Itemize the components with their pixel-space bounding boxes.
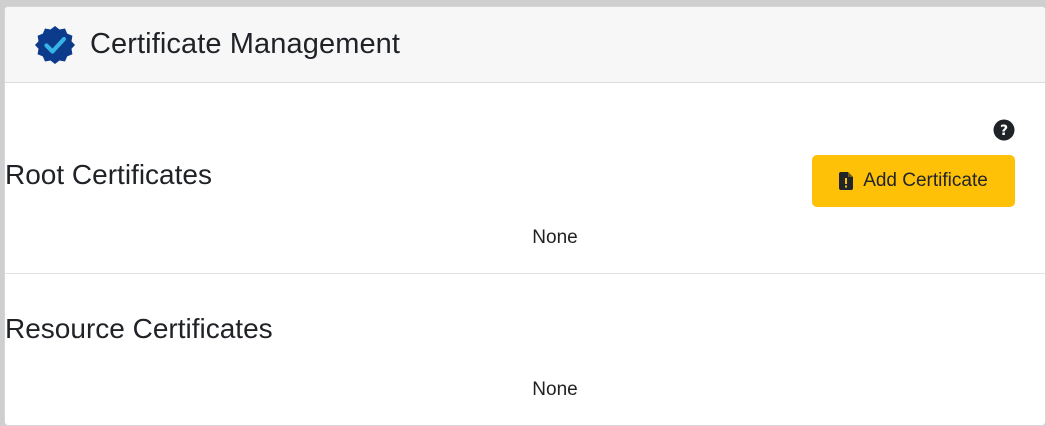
add-certificate-button[interactable]: Add Certificate [812, 155, 1015, 207]
verified-badge-icon [34, 24, 76, 66]
help-symbol: ? [1000, 123, 1008, 139]
section-divider [5, 273, 1045, 274]
resource-certificates-heading: Resource Certificates [5, 313, 273, 344]
resource-certificates-empty: None [532, 379, 578, 400]
certificate-management-card: Certificate Management ? Root Certificat… [4, 6, 1046, 426]
question-circle-icon[interactable]: ? [993, 119, 1015, 141]
add-certificate-label: Add Certificate [863, 170, 988, 191]
card-header: Certificate Management [5, 7, 1045, 83]
root-certificates-empty: None [532, 227, 578, 248]
file-exclamation-icon [839, 172, 854, 190]
root-certificates-heading: Root Certificates [5, 159, 212, 190]
page-title: Certificate Management [90, 28, 401, 60]
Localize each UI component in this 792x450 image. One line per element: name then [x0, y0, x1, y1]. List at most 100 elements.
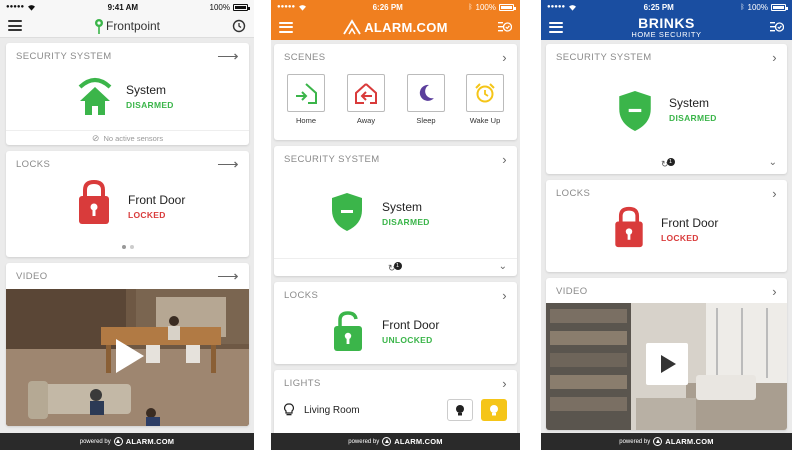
chevron-right-icon[interactable]: › [772, 285, 777, 298]
status-bar: ●●●●● 9:41 AM 100% [0, 0, 254, 14]
sensors-row[interactable]: ↻ 1 ⌄ [274, 258, 517, 276]
card-title: LOCKS [16, 158, 51, 170]
history-check-icon[interactable] [770, 21, 784, 33]
scenes-card: SCENES › Home Away Sleep Wake Up [274, 44, 517, 140]
scene-home[interactable]: Home [287, 74, 325, 125]
chevron-right-icon[interactable]: › [772, 51, 777, 64]
app-title: BRINKS [638, 14, 695, 31]
chevron-right-icon[interactable]: › [502, 51, 507, 64]
video-card[interactable]: VIDEO ⟶ [6, 263, 249, 426]
system-status: DISARMED [669, 113, 717, 123]
chevron-right-icon[interactable]: › [502, 153, 507, 166]
chevron-right-icon[interactable]: › [502, 289, 507, 302]
page-indicator[interactable] [6, 245, 249, 249]
signal-indicator: ●●●●● [277, 4, 296, 10]
powered-by-text: powered by [348, 438, 380, 445]
camera-feed[interactable] [6, 289, 249, 426]
frontpoint-app: ●●●●● 9:41 AM 100% Frontpoint SECURITY S… [0, 0, 254, 450]
arrow-right-icon[interactable]: ⟶ [217, 49, 239, 64]
security-system-card[interactable]: SECURITY SYSTEM › System DISARMED ↻ 1 ⌄ [546, 44, 787, 174]
clock: 9:41 AM [107, 2, 139, 12]
frontpoint-logo: Frontpoint [94, 18, 160, 34]
unlocked-padlock-icon [334, 311, 362, 351]
system-name: System [126, 83, 167, 97]
battery-icon [771, 3, 788, 11]
arrow-right-icon[interactable]: ⟶ [217, 157, 239, 172]
sensors-row: ⊘ No active sensors [6, 130, 249, 145]
alarm-clock-icon [475, 83, 495, 103]
signal-indicator: ●●●●● [547, 4, 566, 10]
menu-icon[interactable] [8, 20, 22, 31]
scene-label: Home [295, 116, 316, 125]
home-wifi-icon [78, 78, 112, 115]
shield-disarmed-icon [332, 193, 362, 231]
light-on-button[interactable] [481, 399, 507, 421]
alarm-com-mark-icon [343, 19, 361, 35]
menu-icon[interactable] [549, 21, 563, 33]
brinks-app: ●●●●● 6:25 PM ᛒ 100% BRINKS HOME SECURIT… [541, 0, 792, 450]
app-title: ALARM.COM [364, 19, 448, 35]
system-name: System [669, 96, 710, 110]
bulb-off-icon [456, 405, 464, 416]
footer-brand: ALARM.COM [125, 437, 175, 446]
alarm-com-logo-icon [653, 437, 663, 446]
locks-card[interactable]: LOCKS › Front Door UNLOCKED [274, 282, 517, 364]
status-bar: ●●●●● 6:25 PM ᛒ 100% [541, 0, 792, 14]
camera-feed[interactable] [546, 303, 787, 430]
battery-percent: 100% [747, 2, 768, 12]
bulb-on-icon [490, 405, 498, 416]
history-icon[interactable] [232, 19, 246, 33]
light-room-name: Living Room [304, 405, 360, 416]
location-pin-icon [94, 18, 103, 34]
security-system-card[interactable]: SECURITY SYSTEM ⟶ System DISARMED ⊘ No a… [6, 43, 249, 145]
lock-name: Front Door [128, 193, 186, 207]
bluetooth-icon: ᛒ [740, 3, 745, 11]
card-title: SECURITY SYSTEM [556, 51, 652, 63]
signal-indicator: ●●●●● [6, 4, 25, 10]
battery-percent: 100% [475, 2, 496, 12]
system-name: System [382, 200, 423, 214]
badge-count: 1 [666, 158, 675, 166]
play-button[interactable] [646, 343, 688, 385]
sensors-row[interactable]: ↻ 1 ⌄ [546, 156, 787, 174]
system-status: DISARMED [126, 100, 174, 110]
card-title: LIGHTS [284, 377, 321, 389]
sensor-icon: ⊘ [91, 132, 100, 143]
card-title: VIDEO [556, 285, 588, 297]
play-button[interactable] [116, 339, 144, 373]
locks-card[interactable]: LOCKS › Front Door LOCKED [546, 180, 787, 272]
chevron-right-icon[interactable]: › [772, 187, 777, 200]
status-bar: ●●●●● 6:26 PM ᛒ 100% [271, 0, 520, 14]
scene-label: Sleep [416, 116, 436, 125]
scene-away[interactable]: Away [347, 74, 385, 125]
scene-wake-up[interactable]: Wake Up [466, 74, 504, 125]
lock-status: LOCKED [128, 210, 166, 220]
menu-icon[interactable] [279, 21, 293, 33]
powered-by-footer: powered by ALARM.COM [0, 433, 254, 450]
footer-brand: ALARM.COM [394, 437, 443, 446]
footer-brand: ALARM.COM [665, 437, 714, 446]
chevron-down-icon[interactable]: ⌄ [769, 158, 777, 168]
card-title: SECURITY SYSTEM [16, 50, 112, 62]
shield-disarmed-icon [619, 91, 651, 131]
history-check-icon[interactable] [497, 21, 512, 33]
sensor-count-badge: ↻ 1 [661, 158, 675, 170]
chevron-down-icon[interactable]: ⌄ [499, 262, 507, 272]
lights-card[interactable]: LIGHTS › Living Room [274, 370, 517, 436]
scene-label: Wake Up [469, 116, 501, 125]
app-header: BRINKS HOME SECURITY [541, 14, 792, 40]
video-card[interactable]: VIDEO › [546, 278, 787, 430]
light-off-button[interactable] [447, 399, 473, 421]
chevron-right-icon[interactable]: › [502, 377, 507, 390]
app-header: ALARM.COM [271, 14, 520, 40]
arrow-right-icon[interactable]: ⟶ [217, 269, 239, 284]
badge-count: 1 [393, 262, 402, 270]
battery-icon [232, 3, 250, 11]
security-system-card[interactable]: SECURITY SYSTEM › System DISARMED ↻ 1 ⌄ [274, 146, 517, 276]
wifi-icon [299, 4, 307, 11]
powered-by-text: powered by [619, 438, 651, 445]
app-title: Frontpoint [105, 18, 161, 33]
card-title: LOCKS [556, 187, 591, 199]
scene-sleep[interactable]: Sleep [407, 74, 445, 125]
locks-card[interactable]: LOCKS ⟶ Front Door LOCKED [6, 151, 249, 257]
· · ·
◆ Task instructions ◆
Rewrite everything from the row containing "add-certificate-button[interactable]: Add Certificate" down to the row containing "resource-certificates-empty: None [532, 379, 578, 400]", swapping "section-divider" for "section-separator" and leaving all else unchanged.

◆ Completed task ◆
add-certificate-button[interactable]: Add Certificate [812, 155, 1015, 207]
verified-badge-icon [34, 24, 76, 66]
help-symbol: ? [1000, 123, 1008, 139]
section-separator [5, 273, 1045, 274]
resource-certificates-heading: Resource Certificates [5, 313, 273, 344]
resource-certificates-empty: None [532, 379, 578, 400]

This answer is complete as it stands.